◆ **Requirements**:
Locate the word "JSON" in the data below, then copy every line that holds it.

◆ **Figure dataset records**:
.....

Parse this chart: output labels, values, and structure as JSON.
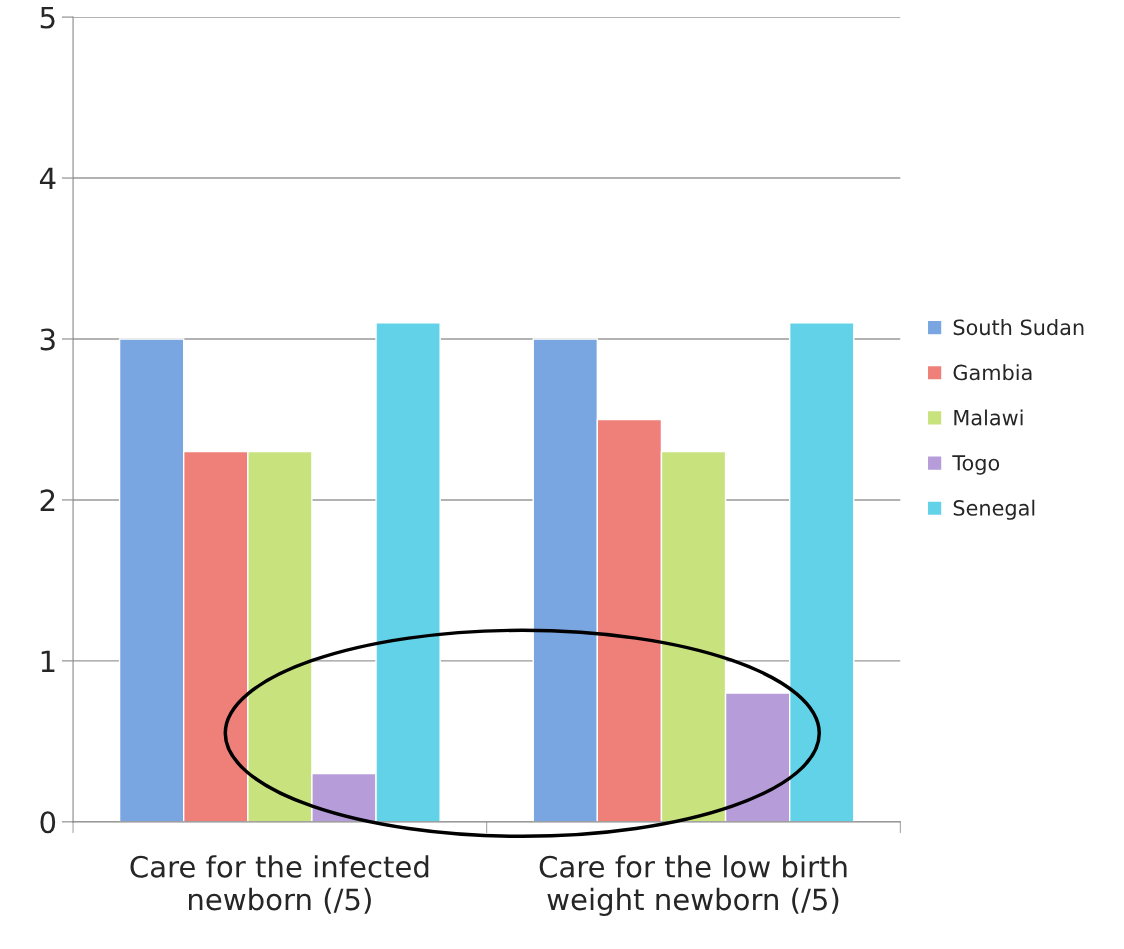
{
  "chart_data": {
    "type": "bar",
    "categories": [
      "Care for the infected\nnewborn (/5)",
      "Care for the low birth\nweight newborn (/5)"
    ],
    "series": [
      {
        "name": "South Sudan",
        "color": "#79a5e0",
        "values": [
          3,
          3
        ]
      },
      {
        "name": "Gambia",
        "color": "#ef7f79",
        "values": [
          2.3,
          2.5
        ]
      },
      {
        "name": "Malawi",
        "color": "#c8e27e",
        "values": [
          2.3,
          2.3
        ]
      },
      {
        "name": "Togo",
        "color": "#b69cd8",
        "values": [
          0.3,
          0.8
        ]
      },
      {
        "name": "Senegal",
        "color": "#62d2e8",
        "values": [
          3.1,
          3.1
        ]
      }
    ],
    "ylim": [
      0,
      5
    ],
    "yticks": [
      0,
      1,
      2,
      3,
      4,
      5
    ],
    "grid": "y",
    "legend": "right"
  }
}
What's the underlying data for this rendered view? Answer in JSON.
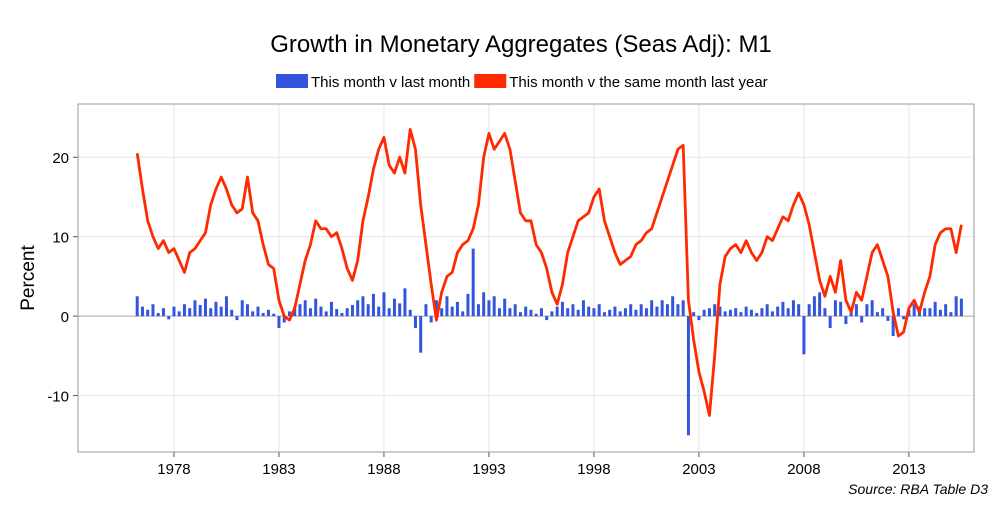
{
  "chart_data": {
    "type": "combo",
    "title": "Growth in Monetary Aggregates (Seas Adj): M1",
    "y_label": "Percent",
    "source": "Source: RBA Table D3",
    "xlim": [
      1973.43,
      2016.1
    ],
    "xticks": [
      1978,
      1983,
      1988,
      1993,
      1998,
      2003,
      2008,
      2013
    ],
    "ylim": [
      -17.1,
      26.7
    ],
    "yticks": [
      -10,
      0,
      10,
      20
    ],
    "grid": true,
    "legend": "top",
    "x": [
      1976.25,
      1976.5,
      1976.75,
      1977,
      1977.25,
      1977.5,
      1977.75,
      1978,
      1978.25,
      1978.5,
      1978.75,
      1979,
      1979.25,
      1979.5,
      1979.75,
      1980,
      1980.25,
      1980.5,
      1980.75,
      1981,
      1981.25,
      1981.5,
      1981.75,
      1982,
      1982.25,
      1982.5,
      1982.75,
      1983,
      1983.25,
      1983.5,
      1983.75,
      1984,
      1984.25,
      1984.5,
      1984.75,
      1985,
      1985.25,
      1985.5,
      1985.75,
      1986,
      1986.25,
      1986.5,
      1986.75,
      1987,
      1987.25,
      1987.5,
      1987.75,
      1988,
      1988.25,
      1988.5,
      1988.75,
      1989,
      1989.25,
      1989.5,
      1989.75,
      1990,
      1990.25,
      1990.5,
      1990.75,
      1991,
      1991.25,
      1991.5,
      1991.75,
      1992,
      1992.25,
      1992.5,
      1992.75,
      1993,
      1993.25,
      1993.5,
      1993.75,
      1994,
      1994.25,
      1994.5,
      1994.75,
      1995,
      1995.25,
      1995.5,
      1995.75,
      1996,
      1996.25,
      1996.5,
      1996.75,
      1997,
      1997.25,
      1997.5,
      1997.75,
      1998,
      1998.25,
      1998.5,
      1998.75,
      1999,
      1999.25,
      1999.5,
      1999.75,
      2000,
      2000.25,
      2000.5,
      2000.75,
      2001,
      2001.25,
      2001.5,
      2001.75,
      2002,
      2002.25,
      2002.5,
      2002.75,
      2003,
      2003.25,
      2003.5,
      2003.75,
      2004,
      2004.25,
      2004.5,
      2004.75,
      2005,
      2005.25,
      2005.5,
      2005.75,
      2006,
      2006.25,
      2006.5,
      2006.75,
      2007,
      2007.25,
      2007.5,
      2007.75,
      2008,
      2008.25,
      2008.5,
      2008.75,
      2009,
      2009.25,
      2009.5,
      2009.75,
      2010,
      2010.25,
      2010.5,
      2010.75,
      2011,
      2011.25,
      2011.5,
      2011.75,
      2012,
      2012.25,
      2012.5,
      2012.75,
      2013,
      2013.25,
      2013.5,
      2013.75,
      2014,
      2014.25,
      2014.5,
      2014.75,
      2015,
      2015.25,
      2015.5
    ],
    "series": [
      {
        "name": "This month v last month",
        "type": "bar",
        "color": "#3355dd",
        "values": [
          2.5,
          1.2,
          0.8,
          1.5,
          0.4,
          1.0,
          -0.4,
          1.2,
          0.6,
          1.5,
          1.0,
          2.0,
          1.4,
          2.2,
          1.0,
          1.8,
          1.2,
          2.5,
          0.8,
          -0.5,
          2.0,
          1.5,
          0.6,
          1.2,
          0.4,
          0.8,
          0.3,
          -1.5,
          -0.8,
          0.6,
          1.2,
          1.5,
          2.0,
          1.0,
          2.2,
          1.2,
          0.6,
          1.8,
          0.9,
          0.4,
          1.0,
          1.4,
          2.0,
          2.5,
          1.5,
          2.8,
          1.2,
          3.0,
          1.0,
          2.2,
          1.6,
          3.5,
          0.8,
          -1.5,
          -4.6,
          1.5,
          -0.8,
          2.0,
          1.0,
          2.5,
          1.2,
          1.8,
          0.6,
          2.8,
          8.5,
          1.5,
          3.0,
          2.0,
          2.5,
          1.0,
          2.2,
          1.0,
          1.5,
          0.5,
          1.2,
          0.8,
          0.3,
          1.0,
          -0.5,
          0.6,
          1.2,
          1.8,
          1.0,
          1.5,
          0.8,
          2.0,
          1.2,
          1.0,
          1.5,
          0.5,
          0.8,
          1.2,
          0.6,
          1.0,
          1.5,
          0.8,
          1.5,
          1.0,
          2.0,
          1.2,
          2.0,
          1.5,
          2.5,
          1.5,
          2.0,
          -15.0,
          0.5,
          -0.5,
          0.8,
          1.0,
          1.5,
          1.2,
          0.6,
          0.8,
          1.0,
          0.5,
          1.2,
          0.8,
          0.4,
          1.0,
          1.5,
          0.6,
          1.2,
          1.8,
          1.0,
          2.0,
          1.5,
          -4.8,
          1.5,
          2.5,
          3.0,
          1.0,
          -1.5,
          2.0,
          1.8,
          -1.0,
          0.5,
          1.5,
          -0.8,
          1.5,
          2.0,
          0.5,
          1.0,
          -0.6,
          -2.5,
          1.0,
          -0.4,
          0.8,
          1.5,
          1.2,
          1.0,
          1.0,
          1.8,
          0.8,
          1.5,
          0.5,
          2.5,
          2.2
        ]
      },
      {
        "name": "This month v the same month last year",
        "type": "line",
        "color": "#ff2a00",
        "values": [
          20.5,
          16,
          12,
          10,
          8.5,
          9.5,
          8,
          8.5,
          7,
          5.5,
          8,
          8.5,
          9.5,
          10.5,
          14,
          16,
          17.5,
          16,
          14,
          13,
          13.5,
          17.5,
          13,
          12,
          9,
          6.5,
          6,
          2,
          0,
          -0.5,
          1,
          4,
          7,
          9,
          12,
          11,
          11,
          10,
          10.5,
          8.5,
          6,
          4.5,
          7,
          12,
          15,
          18.5,
          21,
          22.5,
          19,
          18,
          20,
          18,
          23.5,
          21,
          14,
          9,
          4,
          -0.5,
          3,
          5,
          5.5,
          8,
          9,
          9.5,
          11,
          14,
          20,
          23,
          21,
          22,
          23,
          21,
          17,
          13,
          12,
          12,
          9,
          8,
          6,
          3,
          1.5,
          4,
          8,
          10,
          12,
          12.5,
          13,
          15,
          16,
          12,
          10,
          8,
          6.5,
          7,
          7.5,
          9,
          9.5,
          10.5,
          11,
          13,
          15,
          17,
          19,
          21,
          21.5,
          2,
          -3,
          -7,
          -9.5,
          -12.5,
          -5,
          4,
          7.5,
          8.5,
          9,
          8,
          9.5,
          8,
          7,
          8,
          10,
          9.5,
          11,
          12.5,
          12,
          14,
          15.5,
          14,
          11.5,
          8,
          4.5,
          2.5,
          5,
          3,
          7,
          2,
          0.5,
          3,
          2,
          5,
          8,
          9,
          7,
          5,
          0.5,
          -2.5,
          -2,
          1,
          2,
          0.5,
          3,
          5,
          9,
          10.5,
          11,
          11,
          8,
          11.5
        ]
      }
    ]
  }
}
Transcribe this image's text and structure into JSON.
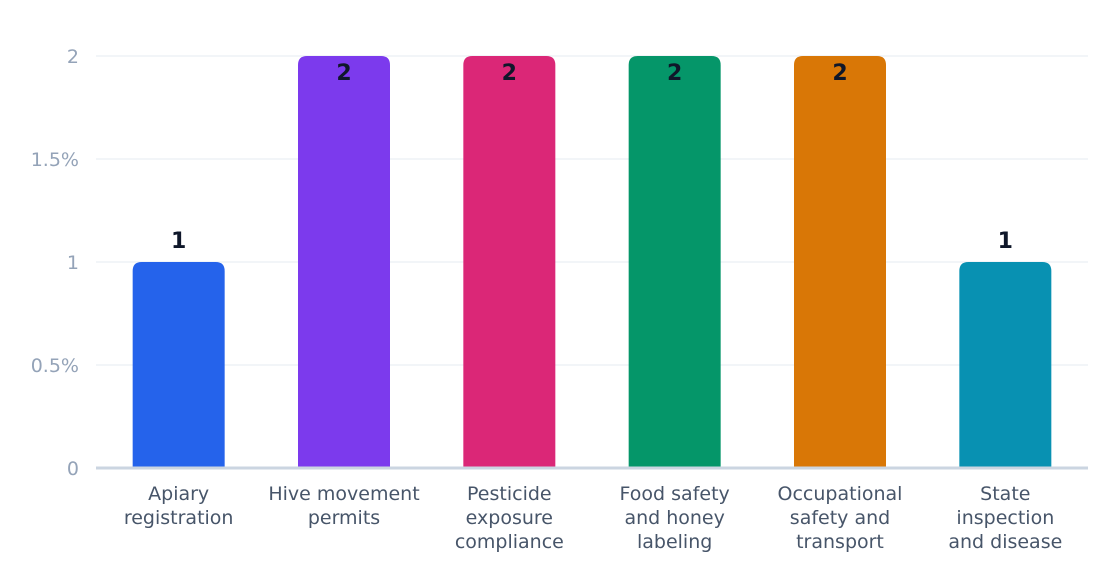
{
  "chart_data": {
    "type": "bar",
    "categories": [
      [
        "Apiary",
        "registration"
      ],
      [
        "Hive movement",
        "permits"
      ],
      [
        "Pesticide",
        "exposure",
        "compliance"
      ],
      [
        "Food safety",
        "and honey",
        "labeling"
      ],
      [
        "Occupational",
        "safety and",
        "transport"
      ],
      [
        "State",
        "inspection",
        "and disease"
      ]
    ],
    "values": [
      1,
      2,
      2,
      2,
      2,
      1
    ],
    "value_labels": [
      "1",
      "2",
      "2",
      "2",
      "2",
      "1"
    ],
    "colors": [
      "#2563eb",
      "#7c3aed",
      "#db2777",
      "#059669",
      "#d97706",
      "#0891b2"
    ],
    "yticks": [
      {
        "value": 0,
        "label": "0"
      },
      {
        "value": 0.5,
        "label": "0.5%"
      },
      {
        "value": 1,
        "label": "1"
      },
      {
        "value": 1.5,
        "label": "1.5%"
      },
      {
        "value": 2,
        "label": "2"
      }
    ],
    "ylim": [
      0,
      2
    ],
    "grid": true,
    "title": "",
    "xlabel": "",
    "ylabel": ""
  }
}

.....

◆ **Solution for this problem**:
Parse this chart: output labels, values, and structure as JSON.
What's the underlying data for this rendered view? Answer in JSON.
Transcribe this image's text and structure into JSON.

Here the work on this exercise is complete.